* **Objective**
Output an exact reproduction of the data.

* **Supplied information**
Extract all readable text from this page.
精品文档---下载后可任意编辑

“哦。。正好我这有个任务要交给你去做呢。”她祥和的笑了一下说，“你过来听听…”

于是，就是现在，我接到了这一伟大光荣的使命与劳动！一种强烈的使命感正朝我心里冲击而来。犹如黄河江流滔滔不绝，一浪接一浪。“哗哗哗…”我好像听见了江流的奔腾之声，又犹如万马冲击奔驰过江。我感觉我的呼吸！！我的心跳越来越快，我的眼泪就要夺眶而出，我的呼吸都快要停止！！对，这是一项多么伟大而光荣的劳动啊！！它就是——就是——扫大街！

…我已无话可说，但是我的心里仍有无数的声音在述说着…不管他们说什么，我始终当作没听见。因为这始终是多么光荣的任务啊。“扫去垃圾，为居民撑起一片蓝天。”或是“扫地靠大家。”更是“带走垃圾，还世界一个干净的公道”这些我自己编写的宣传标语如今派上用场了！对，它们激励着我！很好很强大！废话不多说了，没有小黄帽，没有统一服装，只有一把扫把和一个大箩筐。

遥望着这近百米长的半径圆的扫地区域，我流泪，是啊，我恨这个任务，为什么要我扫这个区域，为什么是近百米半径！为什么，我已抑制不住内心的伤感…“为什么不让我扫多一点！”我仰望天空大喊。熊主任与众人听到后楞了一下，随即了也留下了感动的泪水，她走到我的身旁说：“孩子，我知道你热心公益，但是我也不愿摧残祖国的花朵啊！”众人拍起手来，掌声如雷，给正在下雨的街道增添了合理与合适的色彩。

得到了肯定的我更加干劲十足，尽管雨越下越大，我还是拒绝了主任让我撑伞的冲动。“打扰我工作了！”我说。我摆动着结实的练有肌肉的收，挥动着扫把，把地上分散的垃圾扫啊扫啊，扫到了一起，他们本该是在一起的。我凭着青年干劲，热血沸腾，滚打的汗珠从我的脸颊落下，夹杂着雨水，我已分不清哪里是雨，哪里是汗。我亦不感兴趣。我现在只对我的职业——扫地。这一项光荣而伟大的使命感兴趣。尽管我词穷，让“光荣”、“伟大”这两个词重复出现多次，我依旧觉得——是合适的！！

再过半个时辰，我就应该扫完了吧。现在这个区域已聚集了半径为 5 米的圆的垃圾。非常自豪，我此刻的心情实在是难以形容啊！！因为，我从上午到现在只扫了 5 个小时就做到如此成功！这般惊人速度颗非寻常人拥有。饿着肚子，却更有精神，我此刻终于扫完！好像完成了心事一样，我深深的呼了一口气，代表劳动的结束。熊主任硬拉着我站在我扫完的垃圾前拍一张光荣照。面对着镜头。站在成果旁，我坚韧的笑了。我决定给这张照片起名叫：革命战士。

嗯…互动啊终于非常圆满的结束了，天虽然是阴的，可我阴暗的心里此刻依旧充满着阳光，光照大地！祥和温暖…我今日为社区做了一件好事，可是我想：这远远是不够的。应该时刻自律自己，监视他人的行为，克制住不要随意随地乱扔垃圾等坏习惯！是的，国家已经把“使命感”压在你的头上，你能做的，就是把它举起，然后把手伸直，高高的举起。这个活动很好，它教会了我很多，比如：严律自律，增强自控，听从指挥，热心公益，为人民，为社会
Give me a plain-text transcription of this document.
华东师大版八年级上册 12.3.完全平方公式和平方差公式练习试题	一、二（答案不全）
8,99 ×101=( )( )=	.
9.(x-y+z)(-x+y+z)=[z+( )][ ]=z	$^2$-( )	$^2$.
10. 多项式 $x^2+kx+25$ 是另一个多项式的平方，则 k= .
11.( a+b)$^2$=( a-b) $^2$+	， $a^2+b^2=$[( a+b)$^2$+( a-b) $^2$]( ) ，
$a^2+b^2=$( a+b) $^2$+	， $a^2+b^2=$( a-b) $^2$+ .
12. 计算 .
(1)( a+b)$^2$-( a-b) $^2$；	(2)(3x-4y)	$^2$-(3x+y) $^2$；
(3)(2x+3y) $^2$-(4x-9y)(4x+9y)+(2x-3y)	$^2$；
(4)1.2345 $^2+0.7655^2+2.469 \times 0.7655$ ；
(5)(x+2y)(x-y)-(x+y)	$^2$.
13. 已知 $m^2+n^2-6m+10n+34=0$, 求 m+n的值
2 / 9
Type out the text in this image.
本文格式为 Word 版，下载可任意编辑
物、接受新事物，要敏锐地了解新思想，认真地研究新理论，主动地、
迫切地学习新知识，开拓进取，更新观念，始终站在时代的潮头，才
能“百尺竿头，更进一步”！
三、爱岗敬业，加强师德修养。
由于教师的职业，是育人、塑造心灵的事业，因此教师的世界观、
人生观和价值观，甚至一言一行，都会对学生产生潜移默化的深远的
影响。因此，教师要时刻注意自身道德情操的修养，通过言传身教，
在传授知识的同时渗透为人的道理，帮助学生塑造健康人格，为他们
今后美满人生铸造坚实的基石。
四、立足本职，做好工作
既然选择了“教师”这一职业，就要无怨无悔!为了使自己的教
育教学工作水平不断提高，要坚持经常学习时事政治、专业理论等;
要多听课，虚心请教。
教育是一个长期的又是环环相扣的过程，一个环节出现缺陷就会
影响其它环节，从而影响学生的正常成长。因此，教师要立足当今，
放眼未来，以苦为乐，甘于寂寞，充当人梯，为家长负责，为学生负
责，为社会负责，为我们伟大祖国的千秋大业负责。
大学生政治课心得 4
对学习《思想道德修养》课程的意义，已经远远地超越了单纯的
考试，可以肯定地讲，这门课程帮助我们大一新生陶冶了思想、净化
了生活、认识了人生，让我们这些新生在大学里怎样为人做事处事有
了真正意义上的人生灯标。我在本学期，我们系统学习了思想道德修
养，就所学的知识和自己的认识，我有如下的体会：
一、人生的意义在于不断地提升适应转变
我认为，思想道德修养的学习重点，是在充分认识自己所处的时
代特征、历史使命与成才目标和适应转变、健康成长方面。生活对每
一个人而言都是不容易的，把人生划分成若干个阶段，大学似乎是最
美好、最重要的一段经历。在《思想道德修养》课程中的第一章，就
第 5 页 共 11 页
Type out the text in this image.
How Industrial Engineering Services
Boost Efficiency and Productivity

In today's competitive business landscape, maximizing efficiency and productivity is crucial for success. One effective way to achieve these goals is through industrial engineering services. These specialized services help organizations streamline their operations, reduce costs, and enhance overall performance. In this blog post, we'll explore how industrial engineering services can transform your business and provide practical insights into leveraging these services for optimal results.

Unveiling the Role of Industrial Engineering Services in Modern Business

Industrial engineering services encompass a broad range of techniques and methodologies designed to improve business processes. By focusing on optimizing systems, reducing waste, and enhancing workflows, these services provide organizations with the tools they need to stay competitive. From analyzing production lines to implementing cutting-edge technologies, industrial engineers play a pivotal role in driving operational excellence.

* **Correct output**
Extract all readable text from this page.
精品文档---下载后可任意编辑

“哦。。正好我这有个任务要交给你去做呢。”她祥和的笑了一下说，“你过来听听…”

于是，就是现在，我接到了这一伟大光荣的使命与劳动！一种强烈的使命感正朝我心里冲击而来。犹如黄河江流滔滔不绝，一浪接一浪。“哗哗哗…”我好像听见了江流的奔腾之声，又犹如万马冲击奔驰过江。我感觉我的呼吸！！我的心跳越来越快，我的眼泪就要夺眶而出，我的呼吸都快要停止！！对，这是一项多么伟大而光荣的劳动啊！！它就是——就是——扫大街！

…我已无话可说，但是我的心里仍有无数的声音在述说着…不管他们说什么，我始终当作没听见。因为这始终是多么光荣的任务啊。“扫去垃圾，为居民撑起一片蓝天。”或是“扫地靠大家。”更是“带走垃圾，还世界一个干净的公道”这些我自己编写的宣传标语如今派上用场了！对，它们激励着我！很好很强大！废话不多说了，没有小黄帽，没有统一服装，只有一把扫把和一个大箩筐。

遥望着这近百米长的半径圆的扫地区域，我流泪，是啊，我恨这个任务，为什么要我扫这个区域，为什么是近百米半径！为什么，我已抑制不住内心的伤感…“为什么不让我扫多一点！”我仰望天空大喊。熊主任与众人听到后楞了一下，随即了也留下了感动的泪水，她走到我的身旁说：“孩子，我知道你热心公益，但是我也不愿摧残祖国的花朵啊！”众人拍起手来，掌声如雷，给正在下雨的街道增添了合理与合适的色彩。

得到了肯定的我更加干劲十足，尽管雨越下越大，我还是拒绝了主任让我撑伞的冲动。“打扰我工作了！”我说。我摆动着结实的练有肌肉的收，挥动着扫把，把地上分散的垃圾扫啊扫啊，扫到了一起，他们本该是在一起的。我凭着青年干劲，热血沸腾，滚打的汗珠从我的脸颊落下，夹杂着雨水，我已分不清哪里是雨，哪里是汗。我亦不感兴趣。我现在只对我的职业——扫地。这一项光荣而伟大的使命感兴趣。尽管我词穷，让“光荣”、“伟大”这两个词重复出现多次，我依旧觉得——是合适的！！

再过半个时辰，我就应该扫完了吧。现在这个区域已聚集了半径为 5 米的圆的垃圾。非常自豪，我此刻的心情实在是难以形容啊！！因为，我从上午到现在只扫了 5 个小时就做到如此成功！这般惊人速度颗非寻常人拥有。饿着肚子，却更有精神，我此刻终于扫完！好像完成了心事一样，我深深的呼了一口气，代表劳动的结束。熊主任硬拉着我站在我扫完的垃圾前拍一张光荣照。面对着镜头。站在成果旁，我坚韧的笑了。我决定给这张照片起名叫：革命战士。

嗯…互动啊终于非常圆满的结束了，天虽然是阴的，可我阴暗的心里此刻依旧充满着阳光，光照大地！祥和温暖…我今日为社区做了一件好事，可是我想：这远远是不够的。应该时刻自律自己，监视他人的行为，克制住不要随意随地乱扔垃圾等坏习惯！是的，国家已经把“使命感”压在你的头上，你能做的，就是把它举起，然后把手伸直，高高的举起。这个活动很好，它教会了我很多，比如：严律自律，增强自控，听从指挥，热心公益，为人民，为社会
Give me a plain-text transcription of this document.
华东师大版八年级上册 12.3.完全平方公式和平方差公式练习试题	一、二（答案不全）
8,99 ×101=( )( )=	.
9.(x-y+z)(-x+y+z)=[z+( )][ ]=z	$^2$-( )	$^2$.
10. 多项式 $x^2+kx+25$ 是另一个多项式的平方，则 k= .
11.( a+b)$^2$=( a-b) $^2$+	， $a^2+b^2=$[( a+b)$^2$+( a-b) $^2$]( ) ，
$a^2+b^2=$( a+b) $^2$+	， $a^2+b^2=$( a-b) $^2$+ .
12. 计算 .
(1)( a+b)$^2$-( a-b) $^2$；	(2)(3x-4y)	$^2$-(3x+y) $^2$；
(3)(2x+3y) $^2$-(4x-9y)(4x+9y)+(2x-3y)	$^2$；
(4)1.2345 $^2+0.7655^2+2.469 \times 0.7655$ ；
(5)(x+2y)(x-y)-(x+y)	$^2$.
13. 已知 $m^2+n^2-6m+10n+34=0$, 求 m+n的值
2 / 9
Type out the text in this image.
本文格式为 Word 版，下载可任意编辑
物、接受新事物，要敏锐地了解新思想，认真地研究新理论，主动地、
迫切地学习新知识，开拓进取，更新观念，始终站在时代的潮头，才
能“百尺竿头，更进一步”！
三、爱岗敬业，加强师德修养。
由于教师的职业，是育人、塑造心灵的事业，因此教师的世界观、
人生观和价值观，甚至一言一行，都会对学生产生潜移默化的深远的
影响。因此，教师要时刻注意自身道德情操的修养，通过言传身教，
在传授知识的同时渗透为人的道理，帮助学生塑造健康人格，为他们
今后美满人生铸造坚实的基石。
四、立足本职，做好工作
既然选择了“教师”这一职业，就要无怨无悔!为了使自己的教
育教学工作水平不断提高，要坚持经常学习时事政治、专业理论等;
要多听课，虚心请教。
教育是一个长期的又是环环相扣的过程，一个环节出现缺陷就会
影响其它环节，从而影响学生的正常成长。因此，教师要立足当今，
放眼未来，以苦为乐，甘于寂寞，充当人梯，为家长负责，为学生负
责，为社会负责，为我们伟大祖国的千秋大业负责。
大学生政治课心得 4
对学习《思想道德修养》课程的意义，已经远远地超越了单纯的
考试，可以肯定地讲，这门课程帮助我们大一新生陶冶了思想、净化
了生活、认识了人生，让我们这些新生在大学里怎样为人做事处事有
了真正意义上的人生灯标。我在本学期，我们系统学习了思想道德修
养，就所学的知识和自己的认识，我有如下的体会：
一、人生的意义在于不断地提升适应转变
我认为，思想道德修养的学习重点，是在充分认识自己所处的时
代特征、历史使命与成才目标和适应转变、健康成长方面。生活对每
一个人而言都是不容易的，把人生划分成若干个阶段，大学似乎是最
美好、最重要的一段经历。在《思想道德修养》课程中的第一章，就
第 5 页 共 11 页
Type out the text in this image.
How Industrial Engineering Services
Boost Efficiency and Productivity

In today's competitive business landscape, maximizing efficiency and productivity is crucial for success. One effective way to achieve these goals is through industrial engineering services. These specialized services help organizations streamline their operations, reduce costs, and enhance overall performance. In this blog post, we'll explore how industrial engineering services can transform your business and provide practical insights into leveraging these services for optimal results.

Unveiling the Role of Industrial Engineering Services in Modern Business

Industrial engineering services encompass a broad range of techniques and methodologies designed to improve business processes. By focusing on optimizing systems, reducing waste, and enhancing workflows, these services provide organizations with the tools they need to stay competitive. From analyzing production lines to implementing cutting-edge technologies, industrial engineers play a pivotal role in driving operational excellence.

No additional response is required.